§ YOUR TASK
Retype the material in full, keeping every word the same.

§ INPUT MATERIAL
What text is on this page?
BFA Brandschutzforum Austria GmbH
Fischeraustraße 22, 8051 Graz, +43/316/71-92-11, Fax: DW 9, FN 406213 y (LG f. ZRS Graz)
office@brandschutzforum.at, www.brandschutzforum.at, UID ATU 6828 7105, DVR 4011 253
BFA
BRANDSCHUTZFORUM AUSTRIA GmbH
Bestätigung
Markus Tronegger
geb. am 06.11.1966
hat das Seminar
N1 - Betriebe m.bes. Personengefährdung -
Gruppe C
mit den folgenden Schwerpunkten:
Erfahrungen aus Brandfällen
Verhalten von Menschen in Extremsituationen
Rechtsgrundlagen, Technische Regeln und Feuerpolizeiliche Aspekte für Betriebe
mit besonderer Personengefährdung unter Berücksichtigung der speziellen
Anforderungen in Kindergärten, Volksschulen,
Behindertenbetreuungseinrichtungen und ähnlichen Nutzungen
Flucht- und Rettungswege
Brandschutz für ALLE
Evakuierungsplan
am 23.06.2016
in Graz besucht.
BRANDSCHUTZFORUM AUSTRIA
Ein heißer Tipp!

§ ANSWER FOR THIS EXERCISE
What text is on this page?
BFA Brandschutzforum Austria GmbH
Fischeraustraße 22, 8051 Graz, +43/316/71-92-11, Fax: DW 9, FN 406213 y (LG f. ZRS Graz)
office@brandschutzforum.at, www.brandschutzforum.at, UID ATU 6828 7105, DVR 4011 253
BFA
BRANDSCHUTZFORUM AUSTRIA GmbH
Bestätigung
Markus Tronegger
geb. am 06.11.1966
hat das Seminar
N1 - Betriebe m.bes. Personengefährdung -
Gruppe C
mit den folgenden Schwerpunkten:
Erfahrungen aus Brandfällen
Verhalten von Menschen in Extremsituationen
Rechtsgrundlagen, Technische Regeln und Feuerpolizeiliche Aspekte für Betriebe
mit besonderer Personengefährdung unter Berücksichtigung der speziellen
Anforderungen in Kindergärten, Volksschulen,
Behindertenbetreuungseinrichtungen und ähnlichen Nutzungen
Flucht- und Rettungswege
Brandschutz für ALLE
Evakuierungsplan
am 23.06.2016
in Graz besucht.
BRANDSCHUTZFORUM AUSTRIA
Ein heißer Tipp!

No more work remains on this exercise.